Work instructions:
Without the pictures, copy all the entries below exactly.
** START OF Provided records **
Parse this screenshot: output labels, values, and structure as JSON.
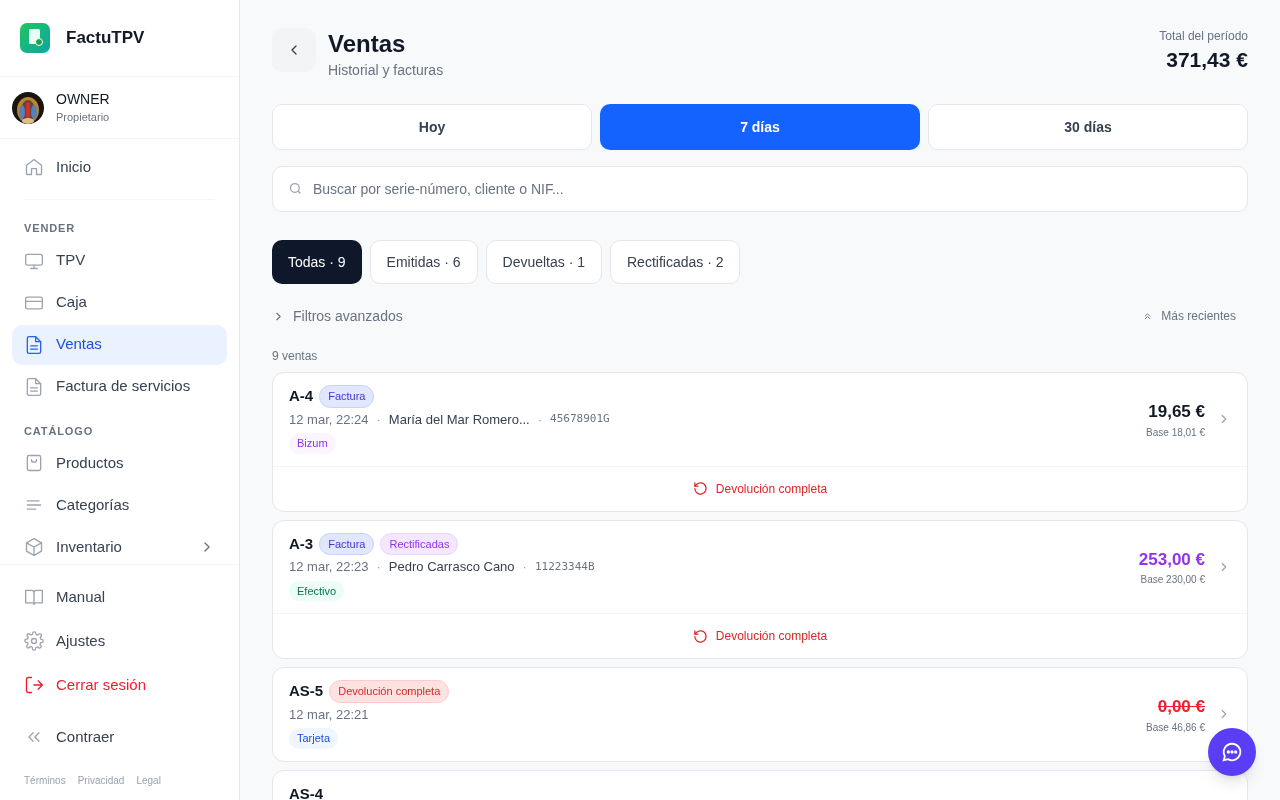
{
  "app": {
    "name": "FactuTPV"
  },
  "user": {
    "name": "OWNER",
    "role": "Propietario"
  },
  "nav_top": [
    {
      "label": "Inicio",
      "selected": false,
      "submenu": false
    }
  ],
  "nav_sections": [
    {
      "title": "VENDER",
      "items": [
        {
          "label": "TPV",
          "selected": false,
          "submenu": false
        },
        {
          "label": "Caja",
          "selected": false,
          "submenu": false
        },
        {
          "label": "Ventas",
          "selected": true,
          "submenu": false
        },
        {
          "label": "Factura de servicios",
          "selected": false,
          "submenu": false
        }
      ]
    },
    {
      "title": "CATÁLOGO",
      "items": [
        {
          "label": "Productos",
          "selected": false,
          "submenu": false
        },
        {
          "label": "Categorías",
          "selected": false,
          "submenu": false
        },
        {
          "label": "Inventario",
          "selected": false,
          "submenu": true
        }
      ]
    }
  ],
  "nav_bottom": [
    {
      "label": "Manual",
      "kind": "normal"
    },
    {
      "label": "Ajustes",
      "kind": "normal"
    },
    {
      "label": "Cerrar sesión",
      "kind": "danger"
    },
    {
      "label": "Contraer",
      "kind": "normal"
    }
  ],
  "footer_links": [
    "Términos",
    "Privacidad",
    "Legal"
  ],
  "header": {
    "title": "Ventas",
    "subtitle": "Historial y facturas",
    "total_label": "Total del período",
    "total": "371,43 €"
  },
  "periods": [
    {
      "label": "Hoy",
      "selected": false
    },
    {
      "label": "7 días",
      "selected": true
    },
    {
      "label": "30 días",
      "selected": false
    }
  ],
  "search": {
    "placeholder": "Buscar por serie-número, cliente o NIF..."
  },
  "filters": [
    {
      "label": "Todas · 9",
      "selected": true
    },
    {
      "label": "Emitidas · 6",
      "selected": false
    },
    {
      "label": "Devueltas · 1",
      "selected": false
    },
    {
      "label": "Rectificadas · 2",
      "selected": false
    }
  ],
  "advanced_filters": "Filtros avanzados",
  "sort": "Más recientes",
  "count": "9 ventas",
  "sales": [
    {
      "number": "A-4",
      "kind": "normal",
      "tags": [
        {
          "label": "Factura",
          "kind": "invoice"
        }
      ],
      "meta": [
        {
          "text": "12 mar, 22:24",
          "kind": "date"
        },
        {
          "text": "·",
          "kind": "separator"
        },
        {
          "text": "María del Mar Romero...",
          "kind": "customer"
        },
        {
          "text": "·",
          "kind": "separator"
        },
        {
          "text": "45678901G",
          "kind": "nif"
        }
      ],
      "payment": {
        "label": "Bizum",
        "kind": "bizum"
      },
      "amount": "19,65 €",
      "base": "Base 18,01 €",
      "footer": "Devolución completa"
    },
    {
      "number": "A-3",
      "kind": "rectified",
      "tags": [
        {
          "label": "Factura",
          "kind": "invoice"
        },
        {
          "label": "Rectificadas",
          "kind": "rectified"
        }
      ],
      "meta": [
        {
          "text": "12 mar, 22:23",
          "kind": "date"
        },
        {
          "text": "·",
          "kind": "separator"
        },
        {
          "text": "Pedro Carrasco Cano",
          "kind": "customer"
        },
        {
          "text": "·",
          "kind": "separator"
        },
        {
          "text": "11223344B",
          "kind": "nif"
        }
      ],
      "payment": {
        "label": "Efectivo",
        "kind": "cash"
      },
      "amount": "253,00 €",
      "base": "Base 230,00 €",
      "footer": "Devolución completa"
    },
    {
      "number": "AS-5",
      "kind": "voided",
      "tags": [
        {
          "label": "Devolución completa",
          "kind": "refund"
        }
      ],
      "meta": [
        {
          "text": "12 mar, 22:21",
          "kind": "date"
        }
      ],
      "payment": {
        "label": "Tarjeta",
        "kind": "card"
      },
      "amount": "0,00 €",
      "base": "Base 46,86 €"
    },
    {
      "number": "AS-4"
    }
  ]
}
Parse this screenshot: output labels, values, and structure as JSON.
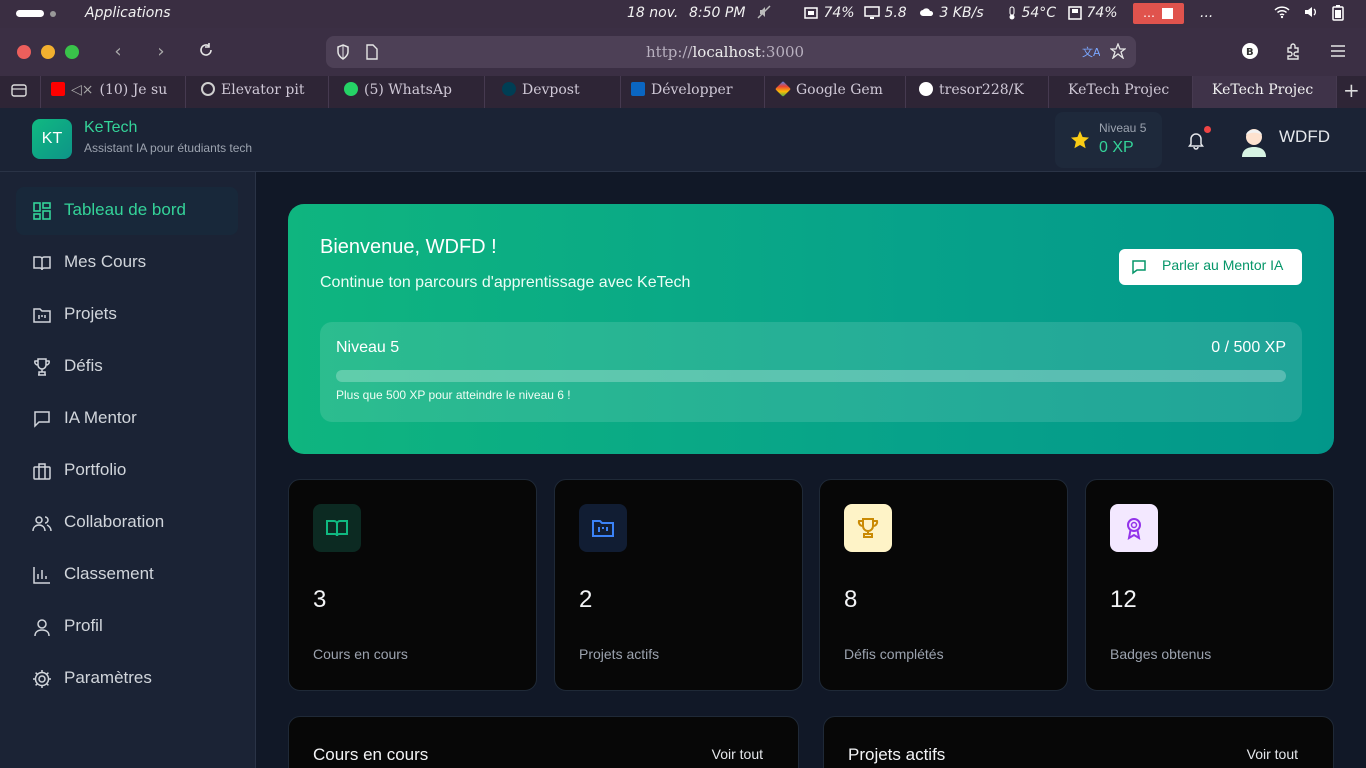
** END OF Provided records **
Right answer:
Parse this screenshot: output labels, values, and structure as JSON.
{
  "app": {
    "name": "FactuTPV"
  },
  "user": {
    "name": "OWNER",
    "role": "Propietario"
  },
  "nav_top": [
    {
      "label": "Inicio",
      "selected": false,
      "submenu": false
    }
  ],
  "nav_sections": [
    {
      "title": "VENDER",
      "items": [
        {
          "label": "TPV",
          "selected": false,
          "submenu": false
        },
        {
          "label": "Caja",
          "selected": false,
          "submenu": false
        },
        {
          "label": "Ventas",
          "selected": true,
          "submenu": false
        },
        {
          "label": "Factura de servicios",
          "selected": false,
          "submenu": false
        }
      ]
    },
    {
      "title": "CATÁLOGO",
      "items": [
        {
          "label": "Productos",
          "selected": false,
          "submenu": false
        },
        {
          "label": "Categorías",
          "selected": false,
          "submenu": false
        },
        {
          "label": "Inventario",
          "selected": false,
          "submenu": true
        }
      ]
    }
  ],
  "nav_bottom": [
    {
      "label": "Manual",
      "kind": "normal"
    },
    {
      "label": "Ajustes",
      "kind": "normal"
    },
    {
      "label": "Cerrar sesión",
      "kind": "danger"
    },
    {
      "label": "Contraer",
      "kind": "normal"
    }
  ],
  "footer_links": [
    "Términos",
    "Privacidad",
    "Legal"
  ],
  "header": {
    "title": "Ventas",
    "subtitle": "Historial y facturas",
    "total_label": "Total del período",
    "total": "371,43 €"
  },
  "periods": [
    {
      "label": "Hoy",
      "selected": false
    },
    {
      "label": "7 días",
      "selected": true
    },
    {
      "label": "30 días",
      "selected": false
    }
  ],
  "search": {
    "placeholder": "Buscar por serie-número, cliente o NIF..."
  },
  "filters": [
    {
      "label": "Todas · 9",
      "selected": true
    },
    {
      "label": "Emitidas · 6",
      "selected": false
    },
    {
      "label": "Devueltas · 1",
      "selected": false
    },
    {
      "label": "Rectificadas · 2",
      "selected": false
    }
  ],
  "advanced_filters": "Filtros avanzados",
  "sort": "Más recientes",
  "count": "9 ventas",
  "sales": [
    {
      "number": "A-4",
      "kind": "normal",
      "tags": [
        {
          "label": "Factura",
          "kind": "invoice"
        }
      ],
      "meta": [
        {
          "text": "12 mar, 22:24",
          "kind": "date"
        },
        {
          "text": "·",
          "kind": "separator"
        },
        {
          "text": "María del Mar Romero...",
          "kind": "customer"
        },
        {
          "text": "·",
          "kind": "separator"
        },
        {
          "text": "45678901G",
          "kind": "nif"
        }
      ],
      "payment": {
        "label": "Bizum",
        "kind": "bizum"
      },
      "amount": "19,65 €",
      "base": "Base 18,01 €",
      "footer": "Devolución completa"
    },
    {
      "number": "A-3",
      "kind": "rectified",
      "tags": [
        {
          "label": "Factura",
          "kind": "invoice"
        },
        {
          "label": "Rectificadas",
          "kind": "rectified"
        }
      ],
      "meta": [
        {
          "text": "12 mar, 22:23",
          "kind": "date"
        },
        {
          "text": "·",
          "kind": "separator"
        },
        {
          "text": "Pedro Carrasco Cano",
          "kind": "customer"
        },
        {
          "text": "·",
          "kind": "separator"
        },
        {
          "text": "11223344B",
          "kind": "nif"
        }
      ],
      "payment": {
        "label": "Efectivo",
        "kind": "cash"
      },
      "amount": "253,00 €",
      "base": "Base 230,00 €",
      "footer": "Devolución completa"
    },
    {
      "number": "AS-5",
      "kind": "voided",
      "tags": [
        {
          "label": "Devolución completa",
          "kind": "refund"
        }
      ],
      "meta": [
        {
          "text": "12 mar, 22:21",
          "kind": "date"
        }
      ],
      "payment": {
        "label": "Tarjeta",
        "kind": "card"
      },
      "amount": "0,00 €",
      "base": "Base 46,86 €"
    },
    {
      "number": "AS-4"
    }
  ]
}
Parse this screenshot: output labels, values, and structure as JSON.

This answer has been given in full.